Begin Extracted material

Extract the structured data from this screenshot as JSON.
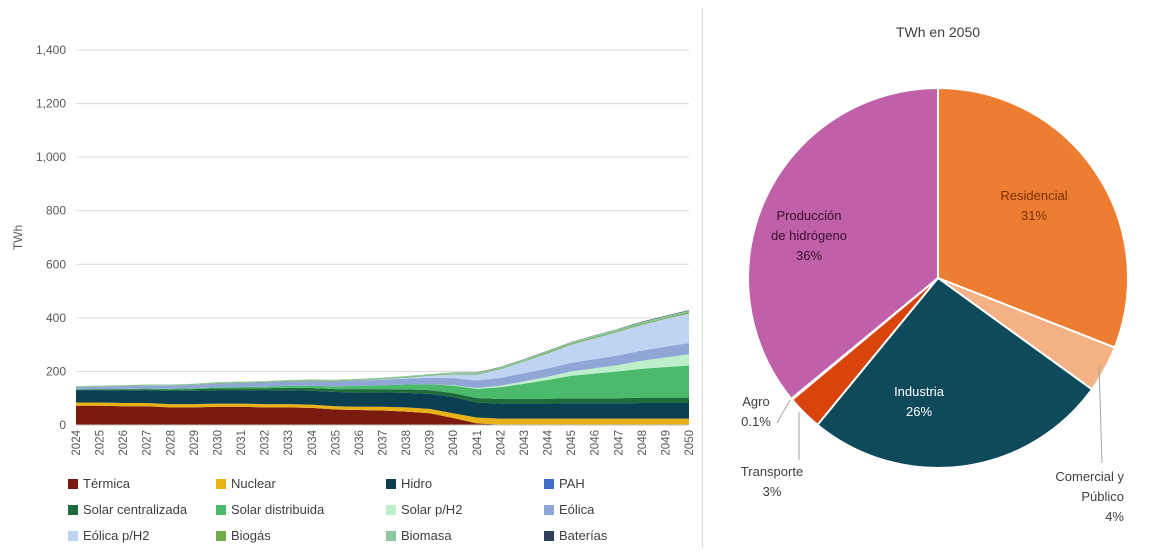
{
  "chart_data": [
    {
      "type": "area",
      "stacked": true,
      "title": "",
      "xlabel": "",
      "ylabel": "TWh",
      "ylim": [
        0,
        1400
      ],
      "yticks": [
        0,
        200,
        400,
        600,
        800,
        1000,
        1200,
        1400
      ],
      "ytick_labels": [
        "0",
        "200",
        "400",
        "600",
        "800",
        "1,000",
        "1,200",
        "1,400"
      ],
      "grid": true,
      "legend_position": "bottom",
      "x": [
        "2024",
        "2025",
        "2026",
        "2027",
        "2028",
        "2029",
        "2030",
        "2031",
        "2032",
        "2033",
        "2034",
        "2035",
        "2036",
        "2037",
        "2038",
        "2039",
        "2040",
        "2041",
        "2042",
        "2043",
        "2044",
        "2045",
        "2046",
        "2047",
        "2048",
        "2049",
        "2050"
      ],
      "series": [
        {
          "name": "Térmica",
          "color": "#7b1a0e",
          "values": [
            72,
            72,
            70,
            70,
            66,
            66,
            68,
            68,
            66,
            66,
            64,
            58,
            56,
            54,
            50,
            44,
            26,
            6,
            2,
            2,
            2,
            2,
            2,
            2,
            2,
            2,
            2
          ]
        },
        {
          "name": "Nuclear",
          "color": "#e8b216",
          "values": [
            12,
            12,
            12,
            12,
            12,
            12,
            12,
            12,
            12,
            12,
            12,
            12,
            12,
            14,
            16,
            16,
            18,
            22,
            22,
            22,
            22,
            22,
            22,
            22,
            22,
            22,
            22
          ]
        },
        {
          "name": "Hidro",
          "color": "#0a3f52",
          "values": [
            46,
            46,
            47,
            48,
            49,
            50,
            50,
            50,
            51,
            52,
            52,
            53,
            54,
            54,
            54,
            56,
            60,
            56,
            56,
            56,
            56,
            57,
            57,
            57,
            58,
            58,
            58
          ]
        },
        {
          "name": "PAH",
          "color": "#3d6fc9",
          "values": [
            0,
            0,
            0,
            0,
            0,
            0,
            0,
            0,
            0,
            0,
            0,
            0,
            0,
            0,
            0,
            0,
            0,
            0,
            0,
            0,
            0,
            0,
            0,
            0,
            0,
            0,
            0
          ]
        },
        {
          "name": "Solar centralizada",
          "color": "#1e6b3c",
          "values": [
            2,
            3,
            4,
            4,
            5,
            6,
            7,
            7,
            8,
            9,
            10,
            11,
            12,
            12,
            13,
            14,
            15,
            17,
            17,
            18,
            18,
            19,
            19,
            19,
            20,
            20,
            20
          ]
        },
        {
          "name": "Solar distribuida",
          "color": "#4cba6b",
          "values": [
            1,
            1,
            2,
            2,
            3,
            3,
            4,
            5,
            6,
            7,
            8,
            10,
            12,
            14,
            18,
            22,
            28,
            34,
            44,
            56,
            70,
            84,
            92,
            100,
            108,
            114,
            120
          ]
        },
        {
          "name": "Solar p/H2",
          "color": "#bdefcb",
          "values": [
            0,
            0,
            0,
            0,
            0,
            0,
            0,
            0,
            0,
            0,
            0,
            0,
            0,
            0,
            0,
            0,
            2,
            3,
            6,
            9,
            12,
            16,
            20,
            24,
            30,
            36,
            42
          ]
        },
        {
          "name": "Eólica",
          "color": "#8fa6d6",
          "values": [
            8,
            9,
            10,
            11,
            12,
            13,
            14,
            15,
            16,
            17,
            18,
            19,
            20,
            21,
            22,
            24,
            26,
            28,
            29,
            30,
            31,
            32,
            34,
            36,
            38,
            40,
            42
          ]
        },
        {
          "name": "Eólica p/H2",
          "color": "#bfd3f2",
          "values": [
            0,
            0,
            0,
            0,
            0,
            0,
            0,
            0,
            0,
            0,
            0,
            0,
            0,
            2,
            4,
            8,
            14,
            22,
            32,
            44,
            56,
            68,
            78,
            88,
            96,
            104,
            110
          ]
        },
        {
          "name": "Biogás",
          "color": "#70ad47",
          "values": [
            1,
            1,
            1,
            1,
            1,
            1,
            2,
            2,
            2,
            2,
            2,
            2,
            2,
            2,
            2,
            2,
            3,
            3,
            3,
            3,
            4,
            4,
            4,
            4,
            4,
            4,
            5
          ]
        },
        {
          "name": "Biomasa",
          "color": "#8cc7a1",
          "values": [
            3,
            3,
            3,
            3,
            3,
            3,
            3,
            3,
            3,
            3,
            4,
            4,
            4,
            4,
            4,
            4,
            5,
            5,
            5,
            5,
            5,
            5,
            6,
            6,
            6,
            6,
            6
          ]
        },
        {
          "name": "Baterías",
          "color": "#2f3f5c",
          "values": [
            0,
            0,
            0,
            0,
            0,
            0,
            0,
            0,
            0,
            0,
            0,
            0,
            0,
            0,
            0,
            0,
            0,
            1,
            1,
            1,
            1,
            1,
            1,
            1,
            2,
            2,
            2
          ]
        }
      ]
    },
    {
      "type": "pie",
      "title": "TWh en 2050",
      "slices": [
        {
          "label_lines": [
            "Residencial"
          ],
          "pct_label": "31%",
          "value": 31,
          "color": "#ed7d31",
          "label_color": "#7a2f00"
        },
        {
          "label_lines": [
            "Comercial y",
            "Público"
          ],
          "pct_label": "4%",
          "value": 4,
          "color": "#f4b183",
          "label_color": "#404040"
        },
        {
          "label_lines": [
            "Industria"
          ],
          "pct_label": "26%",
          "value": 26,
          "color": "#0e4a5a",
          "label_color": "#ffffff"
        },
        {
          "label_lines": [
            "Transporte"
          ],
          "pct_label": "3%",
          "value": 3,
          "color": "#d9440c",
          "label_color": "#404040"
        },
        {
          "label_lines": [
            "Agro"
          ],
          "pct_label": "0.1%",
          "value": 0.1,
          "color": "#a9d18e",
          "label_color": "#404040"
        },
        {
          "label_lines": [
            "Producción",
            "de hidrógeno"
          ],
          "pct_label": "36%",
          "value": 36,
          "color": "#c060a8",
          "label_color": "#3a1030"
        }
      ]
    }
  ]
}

End Extracted material

Stated problem.
Reproduce the data verbatim. Do not carry any picture into the copy.

Exercise result.
Extract the structured data from this screenshot as JSON.
{
  "chart_data": [
    {
      "type": "area",
      "stacked": true,
      "title": "",
      "xlabel": "",
      "ylabel": "TWh",
      "ylim": [
        0,
        1400
      ],
      "yticks": [
        0,
        200,
        400,
        600,
        800,
        1000,
        1200,
        1400
      ],
      "ytick_labels": [
        "0",
        "200",
        "400",
        "600",
        "800",
        "1,000",
        "1,200",
        "1,400"
      ],
      "grid": true,
      "legend_position": "bottom",
      "x": [
        "2024",
        "2025",
        "2026",
        "2027",
        "2028",
        "2029",
        "2030",
        "2031",
        "2032",
        "2033",
        "2034",
        "2035",
        "2036",
        "2037",
        "2038",
        "2039",
        "2040",
        "2041",
        "2042",
        "2043",
        "2044",
        "2045",
        "2046",
        "2047",
        "2048",
        "2049",
        "2050"
      ],
      "series": [
        {
          "name": "Térmica",
          "color": "#7b1a0e",
          "values": [
            72,
            72,
            70,
            70,
            66,
            66,
            68,
            68,
            66,
            66,
            64,
            58,
            56,
            54,
            50,
            44,
            26,
            6,
            2,
            2,
            2,
            2,
            2,
            2,
            2,
            2,
            2
          ]
        },
        {
          "name": "Nuclear",
          "color": "#e8b216",
          "values": [
            12,
            12,
            12,
            12,
            12,
            12,
            12,
            12,
            12,
            12,
            12,
            12,
            12,
            14,
            16,
            16,
            18,
            22,
            22,
            22,
            22,
            22,
            22,
            22,
            22,
            22,
            22
          ]
        },
        {
          "name": "Hidro",
          "color": "#0a3f52",
          "values": [
            46,
            46,
            47,
            48,
            49,
            50,
            50,
            50,
            51,
            52,
            52,
            53,
            54,
            54,
            54,
            56,
            60,
            56,
            56,
            56,
            56,
            57,
            57,
            57,
            58,
            58,
            58
          ]
        },
        {
          "name": "PAH",
          "color": "#3d6fc9",
          "values": [
            0,
            0,
            0,
            0,
            0,
            0,
            0,
            0,
            0,
            0,
            0,
            0,
            0,
            0,
            0,
            0,
            0,
            0,
            0,
            0,
            0,
            0,
            0,
            0,
            0,
            0,
            0
          ]
        },
        {
          "name": "Solar centralizada",
          "color": "#1e6b3c",
          "values": [
            2,
            3,
            4,
            4,
            5,
            6,
            7,
            7,
            8,
            9,
            10,
            11,
            12,
            12,
            13,
            14,
            15,
            17,
            17,
            18,
            18,
            19,
            19,
            19,
            20,
            20,
            20
          ]
        },
        {
          "name": "Solar distribuida",
          "color": "#4cba6b",
          "values": [
            1,
            1,
            2,
            2,
            3,
            3,
            4,
            5,
            6,
            7,
            8,
            10,
            12,
            14,
            18,
            22,
            28,
            34,
            44,
            56,
            70,
            84,
            92,
            100,
            108,
            114,
            120
          ]
        },
        {
          "name": "Solar p/H2",
          "color": "#bdefcb",
          "values": [
            0,
            0,
            0,
            0,
            0,
            0,
            0,
            0,
            0,
            0,
            0,
            0,
            0,
            0,
            0,
            0,
            2,
            3,
            6,
            9,
            12,
            16,
            20,
            24,
            30,
            36,
            42
          ]
        },
        {
          "name": "Eólica",
          "color": "#8fa6d6",
          "values": [
            8,
            9,
            10,
            11,
            12,
            13,
            14,
            15,
            16,
            17,
            18,
            19,
            20,
            21,
            22,
            24,
            26,
            28,
            29,
            30,
            31,
            32,
            34,
            36,
            38,
            40,
            42
          ]
        },
        {
          "name": "Eólica p/H2",
          "color": "#bfd3f2",
          "values": [
            0,
            0,
            0,
            0,
            0,
            0,
            0,
            0,
            0,
            0,
            0,
            0,
            0,
            2,
            4,
            8,
            14,
            22,
            32,
            44,
            56,
            68,
            78,
            88,
            96,
            104,
            110
          ]
        },
        {
          "name": "Biogás",
          "color": "#70ad47",
          "values": [
            1,
            1,
            1,
            1,
            1,
            1,
            2,
            2,
            2,
            2,
            2,
            2,
            2,
            2,
            2,
            2,
            3,
            3,
            3,
            3,
            4,
            4,
            4,
            4,
            4,
            4,
            5
          ]
        },
        {
          "name": "Biomasa",
          "color": "#8cc7a1",
          "values": [
            3,
            3,
            3,
            3,
            3,
            3,
            3,
            3,
            3,
            3,
            4,
            4,
            4,
            4,
            4,
            4,
            5,
            5,
            5,
            5,
            5,
            5,
            6,
            6,
            6,
            6,
            6
          ]
        },
        {
          "name": "Baterías",
          "color": "#2f3f5c",
          "values": [
            0,
            0,
            0,
            0,
            0,
            0,
            0,
            0,
            0,
            0,
            0,
            0,
            0,
            0,
            0,
            0,
            0,
            1,
            1,
            1,
            1,
            1,
            1,
            1,
            2,
            2,
            2
          ]
        }
      ]
    },
    {
      "type": "pie",
      "title": "TWh en 2050",
      "slices": [
        {
          "label_lines": [
            "Residencial"
          ],
          "pct_label": "31%",
          "value": 31,
          "color": "#ed7d31",
          "label_color": "#7a2f00"
        },
        {
          "label_lines": [
            "Comercial y",
            "Público"
          ],
          "pct_label": "4%",
          "value": 4,
          "color": "#f4b183",
          "label_color": "#404040"
        },
        {
          "label_lines": [
            "Industria"
          ],
          "pct_label": "26%",
          "value": 26,
          "color": "#0e4a5a",
          "label_color": "#ffffff"
        },
        {
          "label_lines": [
            "Transporte"
          ],
          "pct_label": "3%",
          "value": 3,
          "color": "#d9440c",
          "label_color": "#404040"
        },
        {
          "label_lines": [
            "Agro"
          ],
          "pct_label": "0.1%",
          "value": 0.1,
          "color": "#a9d18e",
          "label_color": "#404040"
        },
        {
          "label_lines": [
            "Producción",
            "de hidrógeno"
          ],
          "pct_label": "36%",
          "value": 36,
          "color": "#c060a8",
          "label_color": "#3a1030"
        }
      ]
    }
  ]
}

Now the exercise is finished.